Goal of the exercise
Which lines in the records below contain the word "JSON"? Copy each of them.

Task input
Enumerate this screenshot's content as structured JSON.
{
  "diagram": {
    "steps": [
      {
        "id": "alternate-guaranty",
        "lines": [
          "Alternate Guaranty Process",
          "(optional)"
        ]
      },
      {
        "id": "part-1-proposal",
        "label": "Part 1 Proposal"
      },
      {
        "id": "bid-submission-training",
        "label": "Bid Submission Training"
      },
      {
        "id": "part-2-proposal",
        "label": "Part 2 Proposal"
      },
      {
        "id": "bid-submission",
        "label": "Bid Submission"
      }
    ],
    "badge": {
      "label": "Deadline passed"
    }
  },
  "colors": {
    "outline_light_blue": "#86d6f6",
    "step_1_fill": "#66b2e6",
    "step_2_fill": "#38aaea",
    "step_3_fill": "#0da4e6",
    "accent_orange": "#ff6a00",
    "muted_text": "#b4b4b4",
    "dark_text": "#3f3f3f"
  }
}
---
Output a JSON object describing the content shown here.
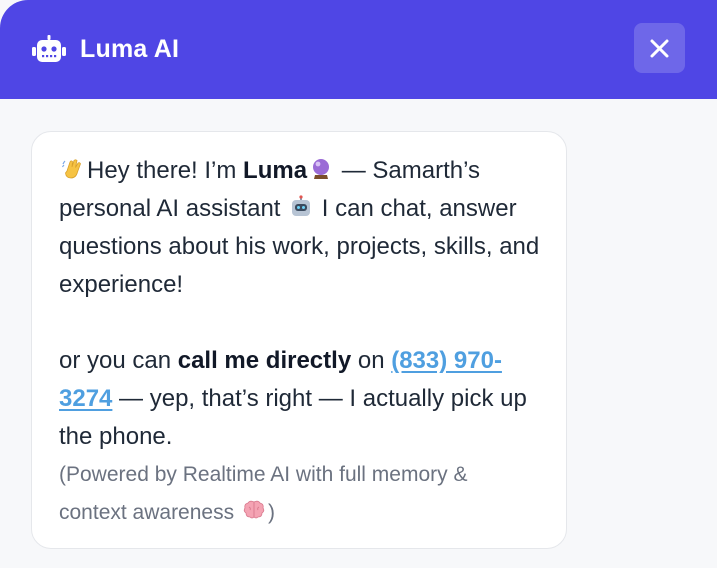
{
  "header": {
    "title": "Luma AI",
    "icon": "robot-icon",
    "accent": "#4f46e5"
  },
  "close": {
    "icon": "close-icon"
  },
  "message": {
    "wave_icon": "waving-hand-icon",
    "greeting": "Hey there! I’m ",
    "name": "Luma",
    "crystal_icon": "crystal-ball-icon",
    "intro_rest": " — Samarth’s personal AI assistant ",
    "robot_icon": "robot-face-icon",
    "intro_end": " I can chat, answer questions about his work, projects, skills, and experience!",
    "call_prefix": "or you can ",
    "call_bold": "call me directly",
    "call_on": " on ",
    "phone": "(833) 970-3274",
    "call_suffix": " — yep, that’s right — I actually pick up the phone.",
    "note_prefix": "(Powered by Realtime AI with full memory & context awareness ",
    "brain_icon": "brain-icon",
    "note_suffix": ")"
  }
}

Written response
Enumerate this screenshot's content as structured JSON.
Output a JSON object describing the content shown here.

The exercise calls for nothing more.